### WORK TO BE COMPLETED
Count how many lines in the entries below hold "left". Only the number belongs in the answer.

### RECORDS FOR THIS TASK
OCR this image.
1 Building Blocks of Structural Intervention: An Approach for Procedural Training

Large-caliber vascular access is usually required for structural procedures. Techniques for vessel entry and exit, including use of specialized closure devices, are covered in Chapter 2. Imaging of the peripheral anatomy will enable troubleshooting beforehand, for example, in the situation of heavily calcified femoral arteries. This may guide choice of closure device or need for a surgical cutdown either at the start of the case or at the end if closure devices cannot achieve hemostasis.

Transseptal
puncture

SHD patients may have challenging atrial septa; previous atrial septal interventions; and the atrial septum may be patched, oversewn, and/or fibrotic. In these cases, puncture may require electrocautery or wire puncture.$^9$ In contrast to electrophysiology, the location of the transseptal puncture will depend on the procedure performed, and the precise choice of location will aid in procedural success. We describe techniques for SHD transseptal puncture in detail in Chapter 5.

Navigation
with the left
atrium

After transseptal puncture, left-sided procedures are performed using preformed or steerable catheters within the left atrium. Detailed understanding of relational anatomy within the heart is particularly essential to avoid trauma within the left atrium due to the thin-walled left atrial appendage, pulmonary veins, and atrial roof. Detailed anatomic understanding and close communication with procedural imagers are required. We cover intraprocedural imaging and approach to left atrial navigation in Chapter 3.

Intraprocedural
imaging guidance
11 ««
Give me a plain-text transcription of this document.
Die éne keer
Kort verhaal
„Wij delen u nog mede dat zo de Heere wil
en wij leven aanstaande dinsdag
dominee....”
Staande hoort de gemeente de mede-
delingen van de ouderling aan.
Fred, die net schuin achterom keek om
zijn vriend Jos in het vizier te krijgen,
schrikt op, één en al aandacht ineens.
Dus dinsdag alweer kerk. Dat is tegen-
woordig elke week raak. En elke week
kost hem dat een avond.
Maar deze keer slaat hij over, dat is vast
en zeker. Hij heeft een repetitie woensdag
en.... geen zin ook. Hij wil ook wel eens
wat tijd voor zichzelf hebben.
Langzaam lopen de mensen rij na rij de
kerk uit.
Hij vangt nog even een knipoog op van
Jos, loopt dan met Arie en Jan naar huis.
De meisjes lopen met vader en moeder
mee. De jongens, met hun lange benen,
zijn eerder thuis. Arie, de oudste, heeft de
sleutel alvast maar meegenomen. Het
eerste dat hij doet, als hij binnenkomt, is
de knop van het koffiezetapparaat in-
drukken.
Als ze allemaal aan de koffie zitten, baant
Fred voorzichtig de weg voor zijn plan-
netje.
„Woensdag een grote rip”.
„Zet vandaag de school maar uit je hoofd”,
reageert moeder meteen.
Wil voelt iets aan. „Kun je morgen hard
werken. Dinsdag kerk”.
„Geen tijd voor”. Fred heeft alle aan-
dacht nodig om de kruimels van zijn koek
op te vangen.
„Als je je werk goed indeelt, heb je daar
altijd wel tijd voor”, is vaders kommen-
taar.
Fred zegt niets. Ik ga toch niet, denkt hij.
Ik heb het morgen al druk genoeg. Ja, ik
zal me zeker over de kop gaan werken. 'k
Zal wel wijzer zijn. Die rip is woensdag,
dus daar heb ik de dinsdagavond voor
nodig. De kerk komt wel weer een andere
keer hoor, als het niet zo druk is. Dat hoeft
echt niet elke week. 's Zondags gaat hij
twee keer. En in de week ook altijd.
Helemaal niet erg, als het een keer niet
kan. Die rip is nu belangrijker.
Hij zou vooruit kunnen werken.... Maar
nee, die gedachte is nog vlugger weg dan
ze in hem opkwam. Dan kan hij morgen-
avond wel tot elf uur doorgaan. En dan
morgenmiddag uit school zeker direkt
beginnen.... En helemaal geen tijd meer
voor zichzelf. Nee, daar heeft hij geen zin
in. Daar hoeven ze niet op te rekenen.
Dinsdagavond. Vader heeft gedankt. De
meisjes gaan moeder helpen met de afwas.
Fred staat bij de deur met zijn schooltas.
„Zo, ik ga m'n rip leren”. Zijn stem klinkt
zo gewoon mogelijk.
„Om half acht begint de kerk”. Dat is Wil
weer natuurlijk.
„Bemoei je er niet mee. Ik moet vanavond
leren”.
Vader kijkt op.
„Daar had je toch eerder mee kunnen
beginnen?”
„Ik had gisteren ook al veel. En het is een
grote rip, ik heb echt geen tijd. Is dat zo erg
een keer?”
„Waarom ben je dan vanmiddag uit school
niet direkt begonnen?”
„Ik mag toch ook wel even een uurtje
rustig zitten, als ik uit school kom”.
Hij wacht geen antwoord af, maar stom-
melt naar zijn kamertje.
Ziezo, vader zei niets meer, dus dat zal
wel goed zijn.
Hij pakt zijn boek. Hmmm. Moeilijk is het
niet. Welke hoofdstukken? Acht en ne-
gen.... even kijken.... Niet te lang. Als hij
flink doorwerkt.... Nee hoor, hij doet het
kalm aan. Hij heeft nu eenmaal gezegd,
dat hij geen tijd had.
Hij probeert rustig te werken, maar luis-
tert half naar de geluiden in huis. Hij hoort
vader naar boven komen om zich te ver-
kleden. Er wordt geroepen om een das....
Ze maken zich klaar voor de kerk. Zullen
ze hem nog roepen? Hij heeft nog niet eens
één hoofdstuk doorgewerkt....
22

### PROBLEM SOLUTION
2